*PROBLEM REQUIREMENTS*: Scan the listing below. Report each line that includes "Logistikleiter".

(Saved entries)

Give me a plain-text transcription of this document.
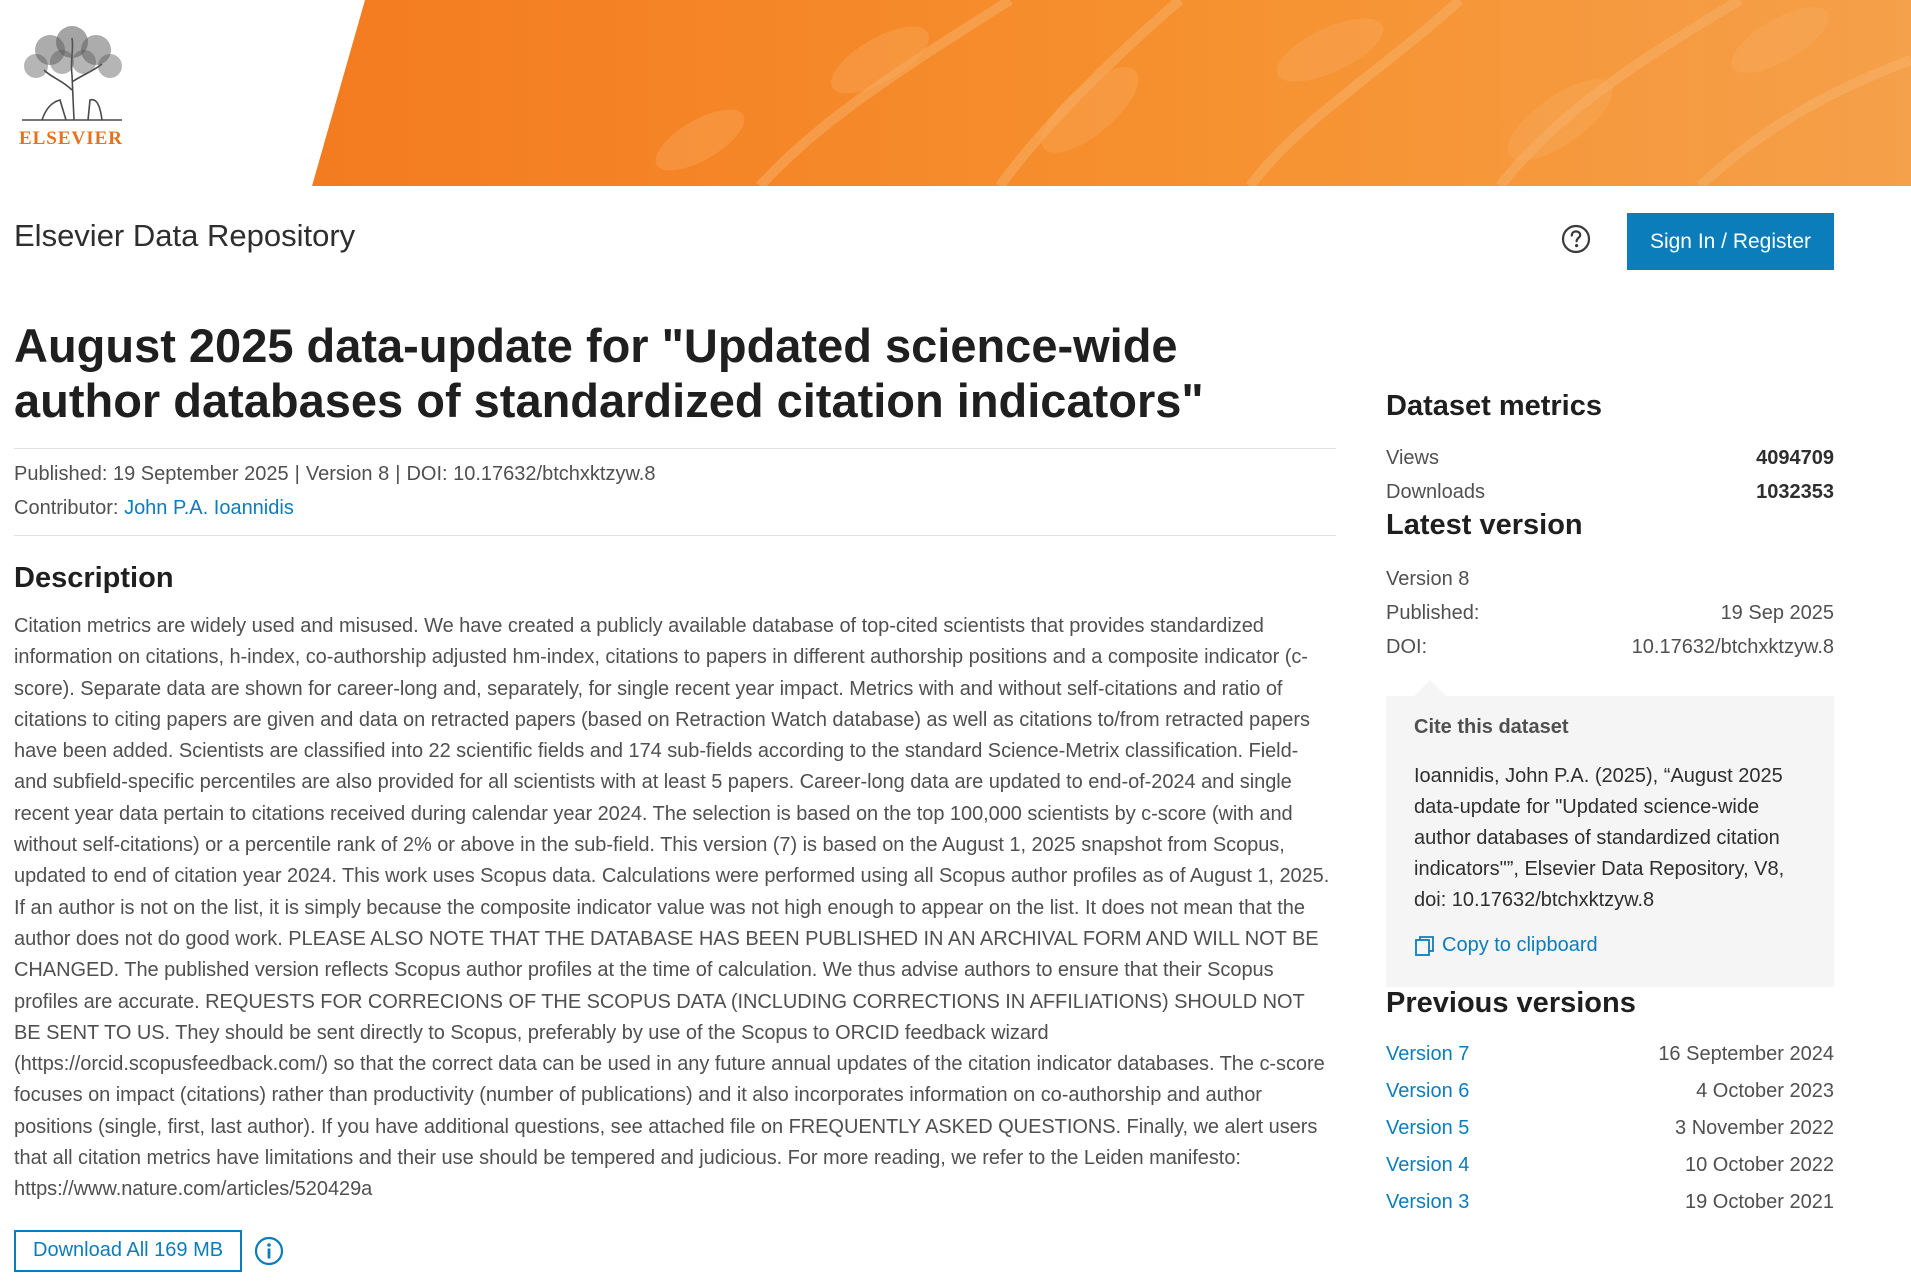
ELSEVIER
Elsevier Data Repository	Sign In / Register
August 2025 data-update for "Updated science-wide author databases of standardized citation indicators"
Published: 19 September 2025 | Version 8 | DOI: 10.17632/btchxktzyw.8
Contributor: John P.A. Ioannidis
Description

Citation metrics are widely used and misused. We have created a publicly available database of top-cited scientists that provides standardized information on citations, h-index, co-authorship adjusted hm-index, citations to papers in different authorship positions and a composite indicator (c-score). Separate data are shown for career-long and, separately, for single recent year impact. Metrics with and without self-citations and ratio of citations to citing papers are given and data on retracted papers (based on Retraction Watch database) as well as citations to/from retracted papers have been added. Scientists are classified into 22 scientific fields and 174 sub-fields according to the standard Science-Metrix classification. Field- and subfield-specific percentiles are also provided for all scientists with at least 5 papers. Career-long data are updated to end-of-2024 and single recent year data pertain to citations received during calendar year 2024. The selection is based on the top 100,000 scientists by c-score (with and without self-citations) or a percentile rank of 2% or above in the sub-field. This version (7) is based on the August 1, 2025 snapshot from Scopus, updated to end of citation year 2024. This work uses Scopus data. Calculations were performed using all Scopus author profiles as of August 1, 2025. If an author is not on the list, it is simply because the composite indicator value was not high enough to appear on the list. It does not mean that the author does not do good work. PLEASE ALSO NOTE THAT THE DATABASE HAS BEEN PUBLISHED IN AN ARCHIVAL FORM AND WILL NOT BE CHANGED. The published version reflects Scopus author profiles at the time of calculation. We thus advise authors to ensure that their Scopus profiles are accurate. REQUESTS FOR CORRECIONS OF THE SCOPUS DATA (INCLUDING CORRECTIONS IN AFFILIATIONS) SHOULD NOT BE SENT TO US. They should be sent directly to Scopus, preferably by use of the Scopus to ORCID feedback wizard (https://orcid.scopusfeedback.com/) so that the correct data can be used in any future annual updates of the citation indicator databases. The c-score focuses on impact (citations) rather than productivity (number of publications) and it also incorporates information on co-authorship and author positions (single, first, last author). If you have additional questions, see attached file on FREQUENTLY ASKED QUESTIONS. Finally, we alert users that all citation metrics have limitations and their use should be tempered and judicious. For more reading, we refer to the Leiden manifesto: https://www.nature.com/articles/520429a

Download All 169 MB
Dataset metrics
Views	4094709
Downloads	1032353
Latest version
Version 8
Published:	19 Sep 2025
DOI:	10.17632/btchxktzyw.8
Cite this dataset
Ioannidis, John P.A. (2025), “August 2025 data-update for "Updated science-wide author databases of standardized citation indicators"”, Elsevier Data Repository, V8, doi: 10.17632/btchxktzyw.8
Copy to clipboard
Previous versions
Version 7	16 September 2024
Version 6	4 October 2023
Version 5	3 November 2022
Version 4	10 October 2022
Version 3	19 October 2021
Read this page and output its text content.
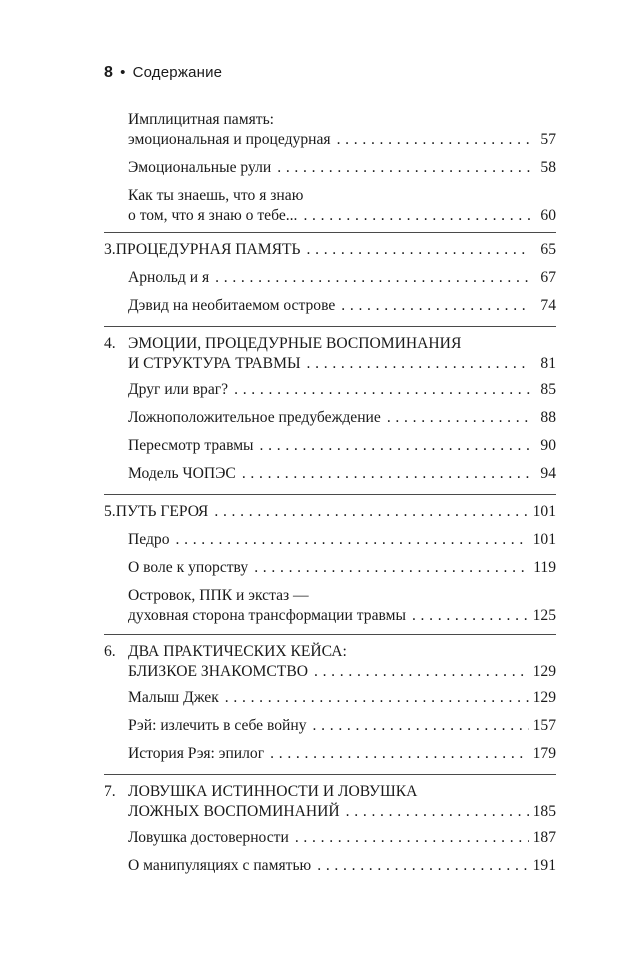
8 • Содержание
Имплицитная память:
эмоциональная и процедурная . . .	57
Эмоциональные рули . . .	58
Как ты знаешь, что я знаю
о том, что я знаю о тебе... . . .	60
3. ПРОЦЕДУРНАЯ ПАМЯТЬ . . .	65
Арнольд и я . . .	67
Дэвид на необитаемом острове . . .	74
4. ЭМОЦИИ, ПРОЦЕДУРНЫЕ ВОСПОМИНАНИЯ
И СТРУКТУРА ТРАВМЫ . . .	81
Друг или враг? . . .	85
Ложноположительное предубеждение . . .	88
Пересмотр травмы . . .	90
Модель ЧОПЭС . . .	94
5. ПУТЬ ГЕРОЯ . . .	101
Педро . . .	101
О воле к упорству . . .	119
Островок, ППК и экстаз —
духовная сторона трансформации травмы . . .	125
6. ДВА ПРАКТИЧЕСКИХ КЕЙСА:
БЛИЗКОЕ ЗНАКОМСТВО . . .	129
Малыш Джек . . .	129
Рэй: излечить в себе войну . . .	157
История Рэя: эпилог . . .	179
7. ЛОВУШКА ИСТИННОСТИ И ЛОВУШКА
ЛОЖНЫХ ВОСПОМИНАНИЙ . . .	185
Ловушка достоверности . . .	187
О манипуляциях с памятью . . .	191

==

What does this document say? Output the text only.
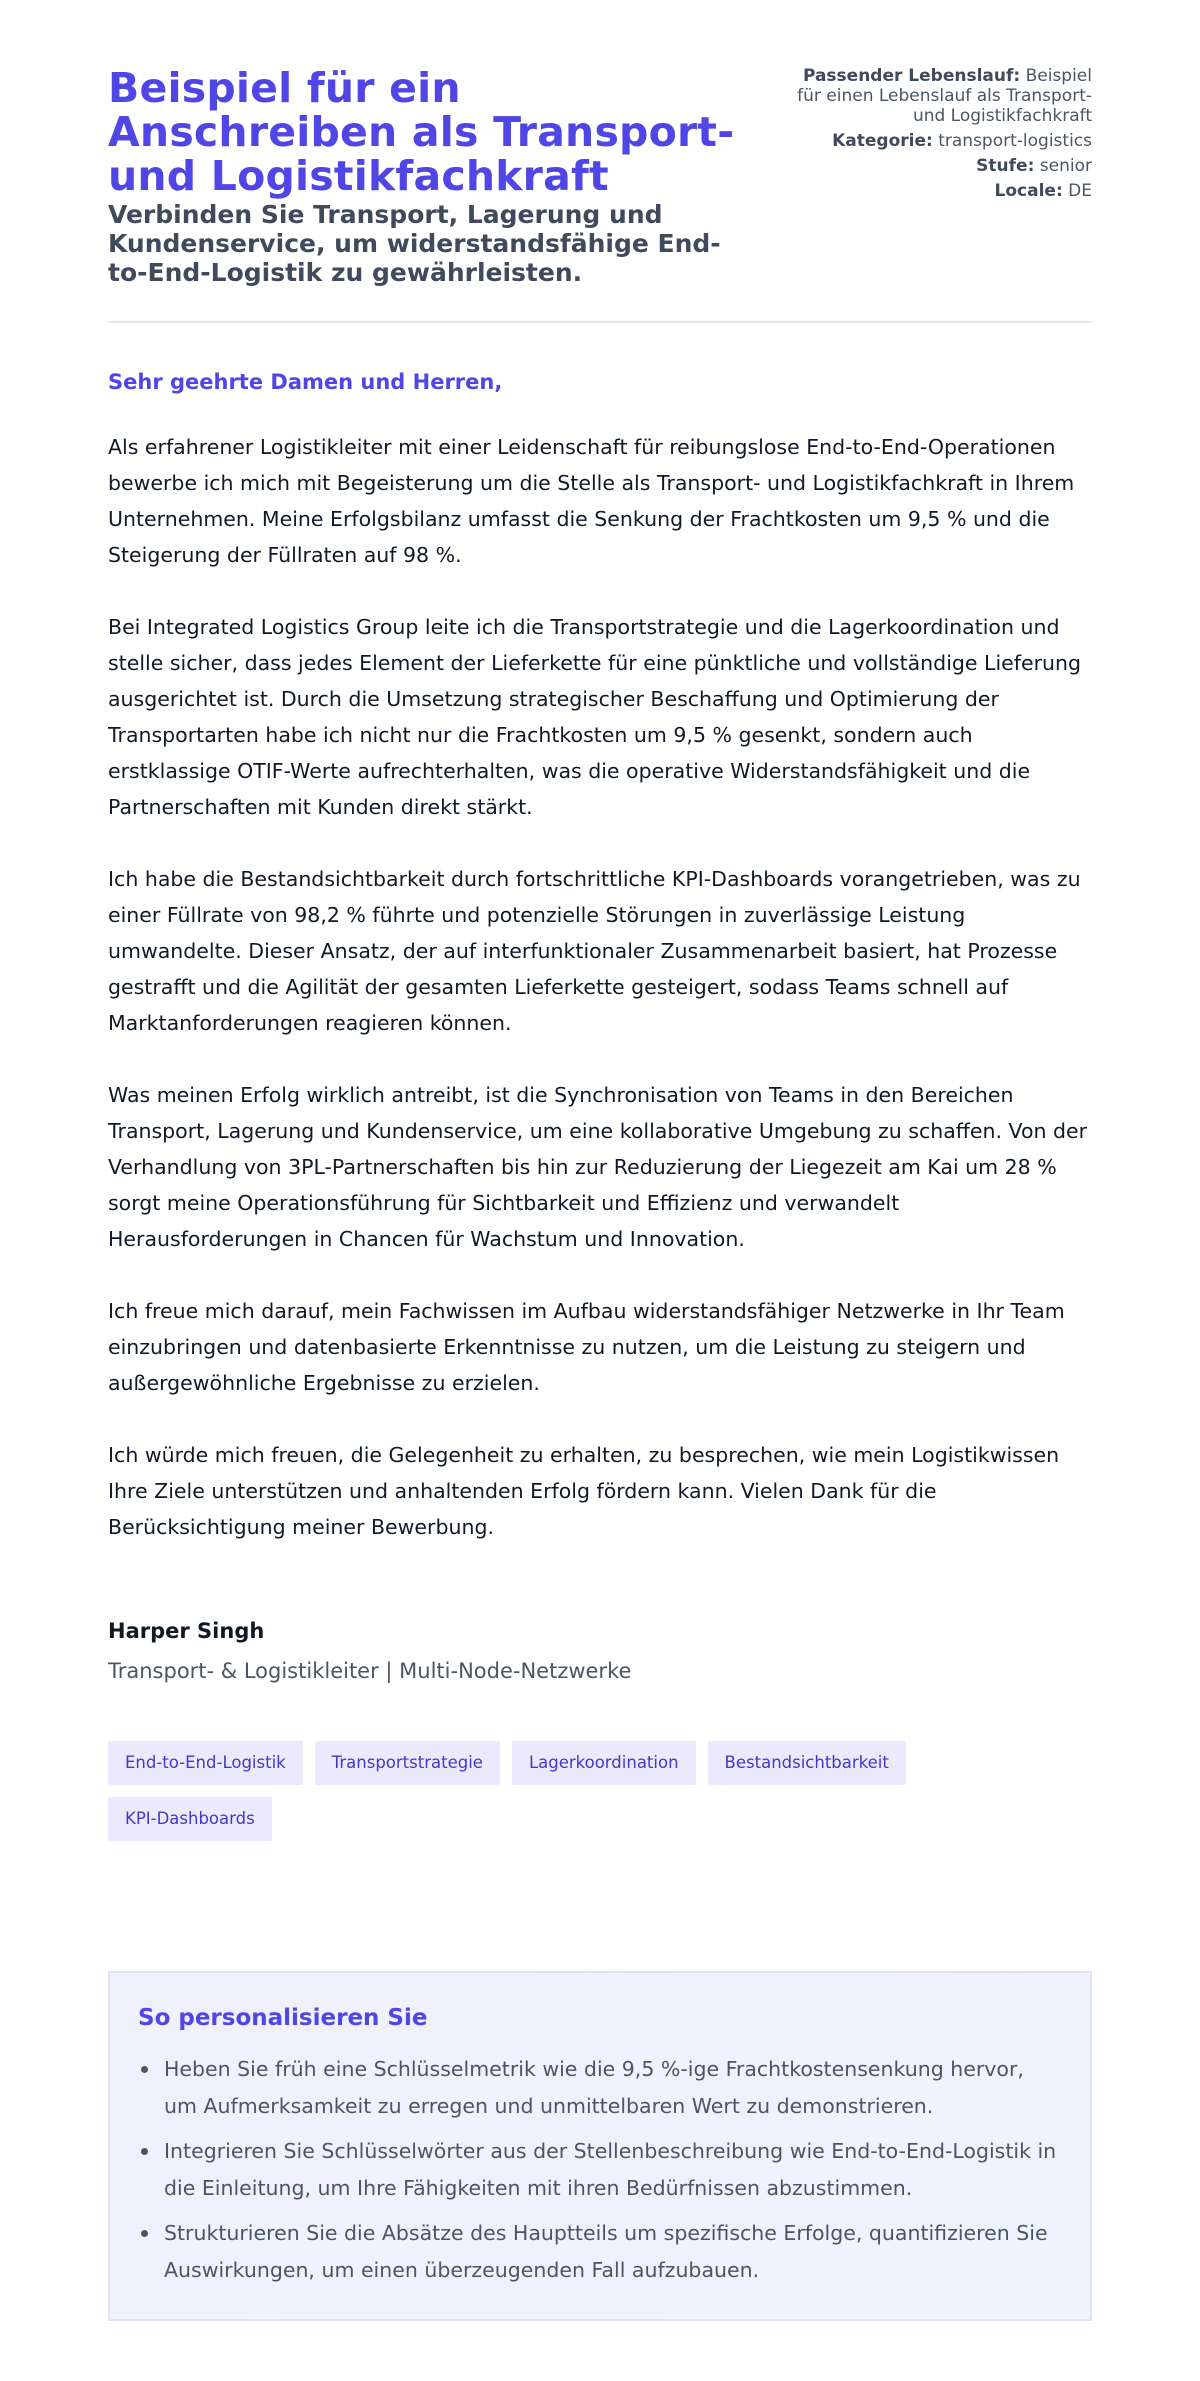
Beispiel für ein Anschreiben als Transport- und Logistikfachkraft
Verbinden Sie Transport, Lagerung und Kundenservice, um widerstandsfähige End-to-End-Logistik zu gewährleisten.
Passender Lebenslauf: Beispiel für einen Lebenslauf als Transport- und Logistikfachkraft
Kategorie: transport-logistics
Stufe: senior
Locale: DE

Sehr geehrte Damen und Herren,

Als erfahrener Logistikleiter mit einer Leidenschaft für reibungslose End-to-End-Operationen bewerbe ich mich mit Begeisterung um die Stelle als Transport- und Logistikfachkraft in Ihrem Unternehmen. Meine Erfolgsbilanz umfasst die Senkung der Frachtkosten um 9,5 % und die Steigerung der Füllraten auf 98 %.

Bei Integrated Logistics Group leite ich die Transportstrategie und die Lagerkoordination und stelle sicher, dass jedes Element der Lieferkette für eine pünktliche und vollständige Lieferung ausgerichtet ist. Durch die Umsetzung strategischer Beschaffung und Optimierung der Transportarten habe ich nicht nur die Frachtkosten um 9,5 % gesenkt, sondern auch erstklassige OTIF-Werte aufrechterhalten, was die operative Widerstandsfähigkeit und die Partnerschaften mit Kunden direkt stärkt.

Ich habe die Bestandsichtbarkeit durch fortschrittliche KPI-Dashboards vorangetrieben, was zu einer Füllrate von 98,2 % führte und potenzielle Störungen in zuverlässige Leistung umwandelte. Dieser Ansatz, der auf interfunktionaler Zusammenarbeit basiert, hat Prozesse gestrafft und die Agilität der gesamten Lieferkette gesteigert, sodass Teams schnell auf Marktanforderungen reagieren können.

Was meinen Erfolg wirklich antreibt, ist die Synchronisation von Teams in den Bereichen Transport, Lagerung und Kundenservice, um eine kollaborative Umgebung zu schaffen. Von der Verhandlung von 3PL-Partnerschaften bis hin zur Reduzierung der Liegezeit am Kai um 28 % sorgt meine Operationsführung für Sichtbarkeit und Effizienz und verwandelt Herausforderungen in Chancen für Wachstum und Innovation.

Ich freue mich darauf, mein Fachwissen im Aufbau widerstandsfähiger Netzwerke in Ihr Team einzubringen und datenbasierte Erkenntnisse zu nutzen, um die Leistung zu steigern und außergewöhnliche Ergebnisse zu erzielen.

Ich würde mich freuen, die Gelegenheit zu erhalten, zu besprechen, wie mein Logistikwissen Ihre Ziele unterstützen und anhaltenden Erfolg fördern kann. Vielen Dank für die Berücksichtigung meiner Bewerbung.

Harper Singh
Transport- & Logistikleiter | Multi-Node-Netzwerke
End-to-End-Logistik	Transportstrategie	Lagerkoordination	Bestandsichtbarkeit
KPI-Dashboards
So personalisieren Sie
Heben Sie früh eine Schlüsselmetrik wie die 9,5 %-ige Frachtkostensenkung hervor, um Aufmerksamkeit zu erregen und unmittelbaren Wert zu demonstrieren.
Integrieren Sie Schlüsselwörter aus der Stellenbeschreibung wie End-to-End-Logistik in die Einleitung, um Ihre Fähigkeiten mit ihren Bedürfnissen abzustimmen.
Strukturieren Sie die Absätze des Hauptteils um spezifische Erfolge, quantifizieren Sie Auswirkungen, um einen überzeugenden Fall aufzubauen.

*SOLUTION*:
Als erfahrener Logistikleiter mit einer Leidenschaft für reibungslose End-to-End-Operationen bewerbe ich mich mit Begeisterung um die Stelle als Transport- und Logistikfachkraft in Ihrem Unternehmen. Meine Erfolgsbilanz umfasst die Senkung der Frachtkosten um 9,5 % und die Steigerung der Füllraten auf 98 %.
Transport- & Logistikleiter | Multi-Node-Netzwerke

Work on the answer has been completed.